── Dataset ──

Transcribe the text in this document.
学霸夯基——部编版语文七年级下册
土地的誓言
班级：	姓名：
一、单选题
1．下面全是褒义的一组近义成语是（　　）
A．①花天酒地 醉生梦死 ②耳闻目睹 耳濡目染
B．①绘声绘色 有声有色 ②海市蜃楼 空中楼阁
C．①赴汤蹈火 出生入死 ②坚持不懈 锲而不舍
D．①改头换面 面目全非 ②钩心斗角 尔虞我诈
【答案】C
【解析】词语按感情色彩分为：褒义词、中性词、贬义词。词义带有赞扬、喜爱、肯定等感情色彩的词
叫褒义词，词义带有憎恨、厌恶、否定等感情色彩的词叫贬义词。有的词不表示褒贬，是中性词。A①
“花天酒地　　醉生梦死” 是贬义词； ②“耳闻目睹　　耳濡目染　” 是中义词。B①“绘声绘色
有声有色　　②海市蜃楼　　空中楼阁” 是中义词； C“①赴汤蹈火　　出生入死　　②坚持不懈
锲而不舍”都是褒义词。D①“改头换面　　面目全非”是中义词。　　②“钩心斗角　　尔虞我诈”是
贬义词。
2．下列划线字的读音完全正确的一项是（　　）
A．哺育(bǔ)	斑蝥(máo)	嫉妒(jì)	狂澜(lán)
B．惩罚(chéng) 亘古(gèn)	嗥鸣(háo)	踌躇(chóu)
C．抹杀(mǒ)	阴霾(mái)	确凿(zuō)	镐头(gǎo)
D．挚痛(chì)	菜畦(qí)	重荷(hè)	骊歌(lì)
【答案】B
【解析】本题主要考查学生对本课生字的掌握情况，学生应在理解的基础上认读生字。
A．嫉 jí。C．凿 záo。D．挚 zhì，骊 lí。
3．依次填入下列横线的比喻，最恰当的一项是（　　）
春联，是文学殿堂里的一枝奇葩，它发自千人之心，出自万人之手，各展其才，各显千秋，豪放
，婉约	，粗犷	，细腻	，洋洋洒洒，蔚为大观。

───

▶ **Written instruction**
Retype the whole listing above exactly.

▶ **Correct answer**
Transcribe the text in this document.
学霸夯基——部编版语文七年级下册
土地的誓言
班级：	姓名：
一、单选题
1．下面全是褒义的一组近义成语是（　　）
A．①花天酒地 醉生梦死 ②耳闻目睹 耳濡目染
B．①绘声绘色 有声有色 ②海市蜃楼 空中楼阁
C．①赴汤蹈火 出生入死 ②坚持不懈 锲而不舍
D．①改头换面 面目全非 ②钩心斗角 尔虞我诈
【答案】C
【解析】词语按感情色彩分为：褒义词、中性词、贬义词。词义带有赞扬、喜爱、肯定等感情色彩的词
叫褒义词，词义带有憎恨、厌恶、否定等感情色彩的词叫贬义词。有的词不表示褒贬，是中性词。A①
“花天酒地　　醉生梦死” 是贬义词； ②“耳闻目睹　　耳濡目染　” 是中义词。B①“绘声绘色
有声有色　　②海市蜃楼　　空中楼阁” 是中义词； C“①赴汤蹈火　　出生入死　　②坚持不懈
锲而不舍”都是褒义词。D①“改头换面　　面目全非”是中义词。　　②“钩心斗角　　尔虞我诈”是
贬义词。
2．下列划线字的读音完全正确的一项是（　　）
A．哺育(bǔ)	斑蝥(máo)	嫉妒(jì)	狂澜(lán)
B．惩罚(chéng) 亘古(gèn)	嗥鸣(háo)	踌躇(chóu)
C．抹杀(mǒ)	阴霾(mái)	确凿(zuō)	镐头(gǎo)
D．挚痛(chì)	菜畦(qí)	重荷(hè)	骊歌(lì)
【答案】B
【解析】本题主要考查学生对本课生字的掌握情况，学生应在理解的基础上认读生字。
A．嫉 jí。C．凿 záo。D．挚 zhì，骊 lí。
3．依次填入下列横线的比喻，最恰当的一项是（　　）
春联，是文学殿堂里的一枝奇葩，它发自千人之心，出自万人之手，各展其才，各显千秋，豪放
，婉约	，粗犷	，细腻	，洋洋洒洒，蔚为大观。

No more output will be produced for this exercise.